:: Written request 1 ::
List every person named by full name in the famine sitcom article.
:: Written request 2 ::
Write the next part of the article about the famine sitcom, starting after its final sentence.

:: Source document ::

###

'It's appalling to censor writer over famine sitcom'
Channel 4's head of comedy has mounted a robust defence of the forthcoming comedy script set in the Irish famine – saying attempts to gag the writer are 'appalling'.
Phil Clarke said he would defend Dublin writer Hugh Travers against protesters who wanted to silence him before the show, Hungry, had even been created.
'I'm determined to allow Hugh to explore this subject,' he said. 'It's been misreported. We're not doing a series. We're not even doing a pilot. We've only commissioned a script. But I will protect his right as an artist to explore the subject. But the idea that he can't even begin to write I find appalling.'
Clarke, pictured, was speaking a debate on comedy and censorship held as part of the London Irish Comedy Festival, where he was challenged over the project.
Protestor Austin Harney had demanded: 'A full consultation of the Irish community needs to be made before we make a comedy that could offend Irish people.'
Harney, of campaign organisation Campaign for the Rights and Actions of Irish Communities (Craic), said the comedy industry had a duty under the Equality Act to protect people from discriminatory practice or outright prejudice.

###

Stored dataset items
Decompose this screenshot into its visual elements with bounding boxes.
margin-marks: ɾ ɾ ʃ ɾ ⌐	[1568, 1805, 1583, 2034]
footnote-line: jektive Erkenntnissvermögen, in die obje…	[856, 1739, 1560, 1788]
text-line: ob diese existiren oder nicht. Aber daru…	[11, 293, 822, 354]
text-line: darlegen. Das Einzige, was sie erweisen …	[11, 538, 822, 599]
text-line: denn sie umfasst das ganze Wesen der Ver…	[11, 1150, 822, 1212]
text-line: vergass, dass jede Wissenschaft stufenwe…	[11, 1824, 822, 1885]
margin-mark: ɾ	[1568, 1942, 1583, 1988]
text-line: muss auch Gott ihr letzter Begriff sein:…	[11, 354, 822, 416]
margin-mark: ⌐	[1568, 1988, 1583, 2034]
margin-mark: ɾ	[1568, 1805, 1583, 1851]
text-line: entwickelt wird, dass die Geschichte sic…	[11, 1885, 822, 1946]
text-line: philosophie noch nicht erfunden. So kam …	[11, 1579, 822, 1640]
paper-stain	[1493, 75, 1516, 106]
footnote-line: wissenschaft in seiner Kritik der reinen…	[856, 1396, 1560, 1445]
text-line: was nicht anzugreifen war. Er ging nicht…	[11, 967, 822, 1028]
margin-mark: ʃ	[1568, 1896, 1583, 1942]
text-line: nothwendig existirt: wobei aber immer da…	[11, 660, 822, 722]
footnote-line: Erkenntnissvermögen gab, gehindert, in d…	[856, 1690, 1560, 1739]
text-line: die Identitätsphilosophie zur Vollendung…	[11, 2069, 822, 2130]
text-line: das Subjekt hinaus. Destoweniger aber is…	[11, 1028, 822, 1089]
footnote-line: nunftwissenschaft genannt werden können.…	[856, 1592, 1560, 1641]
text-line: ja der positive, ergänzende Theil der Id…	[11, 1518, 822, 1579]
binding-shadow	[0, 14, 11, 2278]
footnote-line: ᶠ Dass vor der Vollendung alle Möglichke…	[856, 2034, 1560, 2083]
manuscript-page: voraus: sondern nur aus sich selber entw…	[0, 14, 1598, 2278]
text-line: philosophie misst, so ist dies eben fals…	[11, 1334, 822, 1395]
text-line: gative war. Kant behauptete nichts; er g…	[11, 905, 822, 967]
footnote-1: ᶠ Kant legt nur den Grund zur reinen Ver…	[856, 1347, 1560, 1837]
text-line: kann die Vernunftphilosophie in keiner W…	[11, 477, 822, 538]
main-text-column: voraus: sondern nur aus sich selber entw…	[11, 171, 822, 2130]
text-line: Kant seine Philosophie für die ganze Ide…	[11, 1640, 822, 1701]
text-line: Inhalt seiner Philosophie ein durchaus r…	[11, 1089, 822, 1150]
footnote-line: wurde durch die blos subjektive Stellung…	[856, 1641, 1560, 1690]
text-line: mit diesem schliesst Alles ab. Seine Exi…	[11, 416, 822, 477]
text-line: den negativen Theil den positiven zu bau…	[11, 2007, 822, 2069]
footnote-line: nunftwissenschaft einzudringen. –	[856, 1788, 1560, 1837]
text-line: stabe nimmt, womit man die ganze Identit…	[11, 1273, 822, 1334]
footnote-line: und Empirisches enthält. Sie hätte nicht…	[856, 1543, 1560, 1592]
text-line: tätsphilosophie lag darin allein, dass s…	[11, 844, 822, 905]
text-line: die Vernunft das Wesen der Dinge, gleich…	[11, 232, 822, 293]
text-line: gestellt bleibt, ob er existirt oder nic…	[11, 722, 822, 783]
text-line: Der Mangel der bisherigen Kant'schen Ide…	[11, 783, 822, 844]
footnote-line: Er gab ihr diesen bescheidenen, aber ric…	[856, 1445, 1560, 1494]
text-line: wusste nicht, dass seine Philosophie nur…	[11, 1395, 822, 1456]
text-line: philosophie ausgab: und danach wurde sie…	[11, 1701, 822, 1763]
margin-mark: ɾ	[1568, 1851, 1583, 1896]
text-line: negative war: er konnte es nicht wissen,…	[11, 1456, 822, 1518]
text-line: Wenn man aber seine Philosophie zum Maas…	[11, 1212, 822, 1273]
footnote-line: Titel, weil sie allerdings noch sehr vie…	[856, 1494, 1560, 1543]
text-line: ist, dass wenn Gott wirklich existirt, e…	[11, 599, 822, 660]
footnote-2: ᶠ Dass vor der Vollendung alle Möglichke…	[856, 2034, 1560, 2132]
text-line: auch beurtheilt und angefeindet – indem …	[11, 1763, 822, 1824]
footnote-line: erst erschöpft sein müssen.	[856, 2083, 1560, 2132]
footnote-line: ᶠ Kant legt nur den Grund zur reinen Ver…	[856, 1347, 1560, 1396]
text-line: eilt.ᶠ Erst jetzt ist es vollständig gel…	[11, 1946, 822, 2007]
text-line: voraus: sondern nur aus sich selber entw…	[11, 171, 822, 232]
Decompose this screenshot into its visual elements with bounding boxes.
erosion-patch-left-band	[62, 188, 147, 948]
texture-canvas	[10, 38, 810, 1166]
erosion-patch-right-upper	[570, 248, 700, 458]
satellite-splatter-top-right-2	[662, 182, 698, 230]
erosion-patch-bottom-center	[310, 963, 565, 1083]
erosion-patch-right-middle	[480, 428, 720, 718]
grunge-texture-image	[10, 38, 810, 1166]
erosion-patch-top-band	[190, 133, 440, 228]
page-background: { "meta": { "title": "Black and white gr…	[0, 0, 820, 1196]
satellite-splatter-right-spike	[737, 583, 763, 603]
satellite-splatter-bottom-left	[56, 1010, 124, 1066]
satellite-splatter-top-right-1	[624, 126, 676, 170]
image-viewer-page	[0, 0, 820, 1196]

###

:: Result 1 ::
Phil Clarke, Hugh Travers, Austin Harney

:: Result 2 ::
He cited the withdrawal of Love Thy Neighbour and The Black & White Minstrel Show to reinforce his point that broadcasters recognise their work could cause offence, saying: 'It's about TV channels having good grace to honour different sections of society around Britain.
'I greatly believe in comedy and find comedy great. I don't find Blackadder at all offensive. I personally didn't find Father Ted offensive. But I've got to say we've got to draw the line here [at Hungry].
'Why not make comedy about Negro slavery? Why not make comedies about the Holocaust? And I'm not going to be laughing at hundreds of thousands of people looking like skeletons or somebody throwing his dead child on the counter because he can't afford a coffin. Because that's what happened.'
Debate chairman Steve Moore – a strategic adviser to Channel 4 – said Harney was getting 'worked up about something that [he] hadn't actually seen'.
But Harney replied: 'Why make a comedy about the famine? There's lot of other issues you can make a comedy about. I mean that's outrageous. Isn't it about time that Irish people stop being insulted like this? A Punch cartoon about what the Irish look like during the famine. That's how they were stereotyped in 1843. The Neanderthal Irishman. And that continued up to Fawlty Towers with O'Reilly's men. O'Reilly the village idiot and the other employee who's a Neanderthal.'
Comedian Grainne Maguire added: 'Isn't there a massive difference between The Black & White Minstrel Show – which was written by, I presume, white people – and a sitcom about Irish history and written by an Irish person? So this is an Irish person writing a sitcom about Irish history.'
Jodie Ginsberg, chief executive of Index on Censorship, moved the debate on by saying she found Jim Davidson and Dapper Laughs offensive, but added: 'It doesn't mean that I think that that ought to be censored in any way.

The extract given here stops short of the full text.